» Source data:
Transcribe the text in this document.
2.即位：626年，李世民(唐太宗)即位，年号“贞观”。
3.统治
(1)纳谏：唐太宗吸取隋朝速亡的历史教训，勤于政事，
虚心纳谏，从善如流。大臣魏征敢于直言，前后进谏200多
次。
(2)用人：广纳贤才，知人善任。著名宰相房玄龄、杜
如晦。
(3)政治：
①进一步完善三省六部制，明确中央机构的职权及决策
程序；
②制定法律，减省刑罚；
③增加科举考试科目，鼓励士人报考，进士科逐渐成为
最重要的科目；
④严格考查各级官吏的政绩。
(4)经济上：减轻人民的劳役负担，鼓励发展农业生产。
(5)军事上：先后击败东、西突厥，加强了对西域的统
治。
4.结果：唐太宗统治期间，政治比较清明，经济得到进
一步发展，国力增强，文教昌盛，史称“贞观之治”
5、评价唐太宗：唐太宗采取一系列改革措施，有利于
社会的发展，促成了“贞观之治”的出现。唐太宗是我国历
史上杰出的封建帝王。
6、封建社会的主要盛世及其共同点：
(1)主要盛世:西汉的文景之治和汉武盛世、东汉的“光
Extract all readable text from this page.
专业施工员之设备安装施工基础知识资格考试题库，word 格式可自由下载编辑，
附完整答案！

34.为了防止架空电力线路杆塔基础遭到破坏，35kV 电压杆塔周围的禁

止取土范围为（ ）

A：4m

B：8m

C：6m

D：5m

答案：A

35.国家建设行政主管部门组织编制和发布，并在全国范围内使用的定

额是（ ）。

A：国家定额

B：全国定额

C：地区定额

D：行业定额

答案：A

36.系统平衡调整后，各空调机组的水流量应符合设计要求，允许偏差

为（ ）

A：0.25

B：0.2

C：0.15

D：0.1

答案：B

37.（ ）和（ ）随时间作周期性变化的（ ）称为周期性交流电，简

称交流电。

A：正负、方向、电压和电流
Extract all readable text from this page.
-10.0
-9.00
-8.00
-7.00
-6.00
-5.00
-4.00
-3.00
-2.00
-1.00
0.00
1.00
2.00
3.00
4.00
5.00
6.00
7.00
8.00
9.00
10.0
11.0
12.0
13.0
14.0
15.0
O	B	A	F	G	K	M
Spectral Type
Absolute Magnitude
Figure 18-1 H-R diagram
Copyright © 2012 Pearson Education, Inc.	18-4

» Objective: Write the entries again, exactly as they stand.

» Written answer:
Transcribe the text in this document.
2.即位：626年，李世民(唐太宗)即位，年号“贞观”。
3.统治
(1)纳谏：唐太宗吸取隋朝速亡的历史教训，勤于政事，
虚心纳谏，从善如流。大臣魏征敢于直言，前后进谏200多
次。
(2)用人：广纳贤才，知人善任。著名宰相房玄龄、杜
如晦。
(3)政治：
①进一步完善三省六部制，明确中央机构的职权及决策
程序；
②制定法律，减省刑罚；
③增加科举考试科目，鼓励士人报考，进士科逐渐成为
最重要的科目；
④严格考查各级官吏的政绩。
(4)经济上：减轻人民的劳役负担，鼓励发展农业生产。
(5)军事上：先后击败东、西突厥，加强了对西域的统
治。
4.结果：唐太宗统治期间，政治比较清明，经济得到进
一步发展，国力增强，文教昌盛，史称“贞观之治”
5、评价唐太宗：唐太宗采取一系列改革措施，有利于
社会的发展，促成了“贞观之治”的出现。唐太宗是我国历
史上杰出的封建帝王。
6、封建社会的主要盛世及其共同点：
(1)主要盛世:西汉的文景之治和汉武盛世、东汉的“光
Extract all readable text from this page.
专业施工员之设备安装施工基础知识资格考试题库，word 格式可自由下载编辑，
附完整答案！

34.为了防止架空电力线路杆塔基础遭到破坏，35kV 电压杆塔周围的禁

止取土范围为（ ）

A：4m

B：8m

C：6m

D：5m

答案：A

35.国家建设行政主管部门组织编制和发布，并在全国范围内使用的定

额是（ ）。

A：国家定额

B：全国定额

C：地区定额

D：行业定额

答案：A

36.系统平衡调整后，各空调机组的水流量应符合设计要求，允许偏差

为（ ）

A：0.25

B：0.2

C：0.15

D：0.1

答案：B

37.（ ）和（ ）随时间作周期性变化的（ ）称为周期性交流电，简

称交流电。

A：正负、方向、电压和电流
Extract all readable text from this page.
-10.0
-9.00
-8.00
-7.00
-6.00
-5.00
-4.00
-3.00
-2.00
-1.00
0.00
1.00
2.00
3.00
4.00
5.00
6.00
7.00
8.00
9.00
10.0
11.0
12.0
13.0
14.0
15.0
O	B	A	F	G	K	M
Spectral Type
Absolute Magnitude
Figure 18-1 H-R diagram
Copyright © 2012 Pearson Education, Inc.	18-4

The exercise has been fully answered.